▼『悪口学校』リチャード・シェリダン

悪口学校 (岩波文庫)

 ふたこと目には道徳を説くが裏では社交界を操る偽善家の兄ジョーゼフ.財産を叩き売っては放蕩三昧の弟チャールズ.インド帰りの叔父オリヴァーは兄弟の本心をためそうと,兄には貧者,弟には金貸しを装って現われるが…巧妙な筋立てと場面が展開してゆく.シェイクスピア劇と人気を競う18世紀の劇作家シェリダンの風習喜劇――.

 弁家で,ホイッグ党員でもあったリチャード・シェリダン(Richard Brinsley Sheridan)による,イギリス風習喜劇の伝統を代表する傑作である.「でっちあげた噂話のお広目屋」「悪口(スキャンダル)というにせ金づくり」「人の評判の金貨削り」.兄ジョーゼフは偽善的人物,弟チャールズは浪費家だが気立てが好い.そのようなサーフィス兄弟の後見人ピーターの困惑が加わり,醜聞は混迷を深めていく.

= = = =

• 短い課題 A: リストの中から、「Text: Copyright 2012」を含む行と「Text: 1209.10: 1209.10 [18,172,27,207]」を含む行のあいだの行を、両端の行も含めて一字一句そのまま書き写してください。
この引用文と次のリストは互いに無関係です。

• 演習入力:
= = = =

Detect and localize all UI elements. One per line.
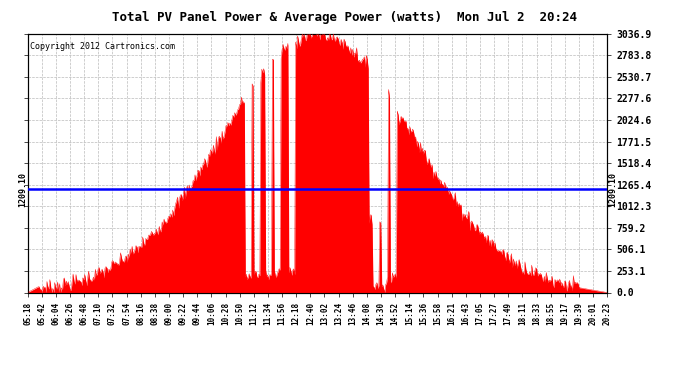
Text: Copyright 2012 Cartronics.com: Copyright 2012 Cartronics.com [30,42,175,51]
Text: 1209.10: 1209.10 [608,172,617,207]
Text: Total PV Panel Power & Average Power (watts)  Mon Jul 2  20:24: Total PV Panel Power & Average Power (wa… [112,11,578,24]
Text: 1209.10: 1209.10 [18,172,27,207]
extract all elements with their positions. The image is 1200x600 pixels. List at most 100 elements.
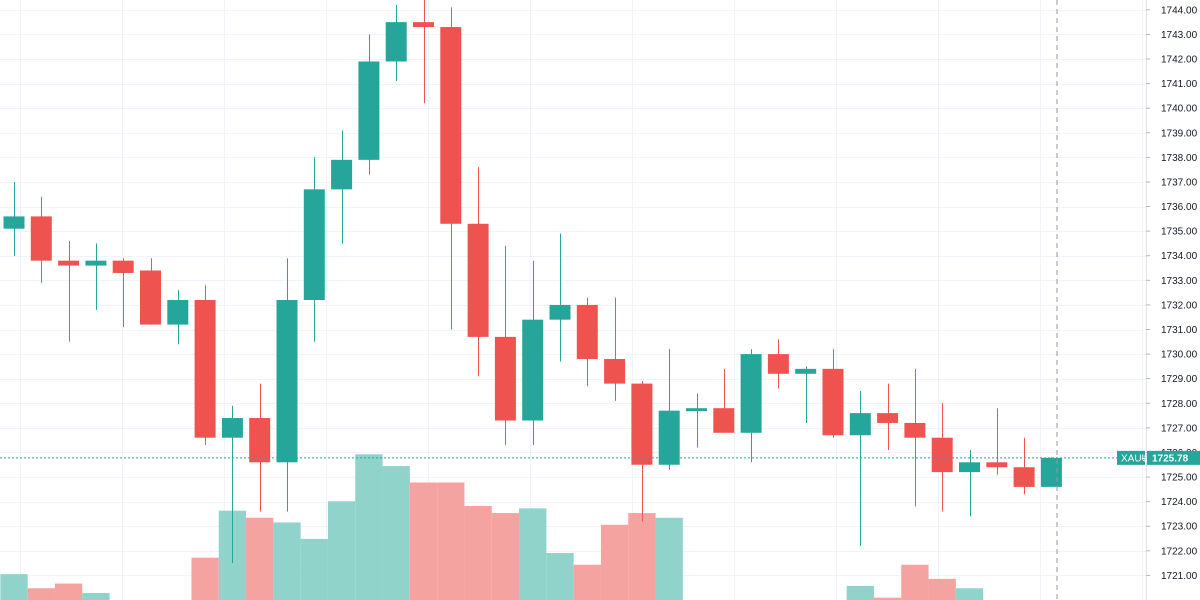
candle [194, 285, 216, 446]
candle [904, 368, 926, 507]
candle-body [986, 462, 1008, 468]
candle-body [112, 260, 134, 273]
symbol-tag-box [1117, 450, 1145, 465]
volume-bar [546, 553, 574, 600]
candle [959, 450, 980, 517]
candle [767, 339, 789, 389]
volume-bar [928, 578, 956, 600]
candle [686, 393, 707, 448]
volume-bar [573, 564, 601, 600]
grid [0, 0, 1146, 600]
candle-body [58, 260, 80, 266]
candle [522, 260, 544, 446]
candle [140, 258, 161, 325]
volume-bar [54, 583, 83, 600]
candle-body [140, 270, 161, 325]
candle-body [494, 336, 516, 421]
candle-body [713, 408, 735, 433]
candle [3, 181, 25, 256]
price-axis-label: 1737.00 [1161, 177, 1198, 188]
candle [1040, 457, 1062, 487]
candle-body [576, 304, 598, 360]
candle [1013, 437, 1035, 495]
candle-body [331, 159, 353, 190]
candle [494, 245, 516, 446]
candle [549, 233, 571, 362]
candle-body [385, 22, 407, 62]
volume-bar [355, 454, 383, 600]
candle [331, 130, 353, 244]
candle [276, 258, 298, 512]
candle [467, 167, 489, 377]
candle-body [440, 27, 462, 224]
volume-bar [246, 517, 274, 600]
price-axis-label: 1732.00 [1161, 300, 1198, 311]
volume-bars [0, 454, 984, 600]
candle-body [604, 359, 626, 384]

= = = =

• 短い課題 B: 『悪口学校』の引用文によると、叔父オリヴァーはなぜ身分を偽って兄弟の前に現れるのですか。1〜3文で説明してください。

• 記述解答 A:
Text: Copyright 2012 Cartronics.com: Copyright 2012 Cartronics.com [30,42,175,51]
Text: 1209.10: 1209.10 [608,172,617,207]
Text: Total PV Panel Power & Average Power (watts)  Mon Jul 2  20:24: Total PV Panel Power & Average Power (wa… [112,11,578,24]
Text: 1209.10: 1209.10 [18,172,27,207]

• 記述解答 B: 兄弟の本心をためすためです。そのため、兄ジョーゼフには貧者、弟チャールズには金貸しを装って現れます。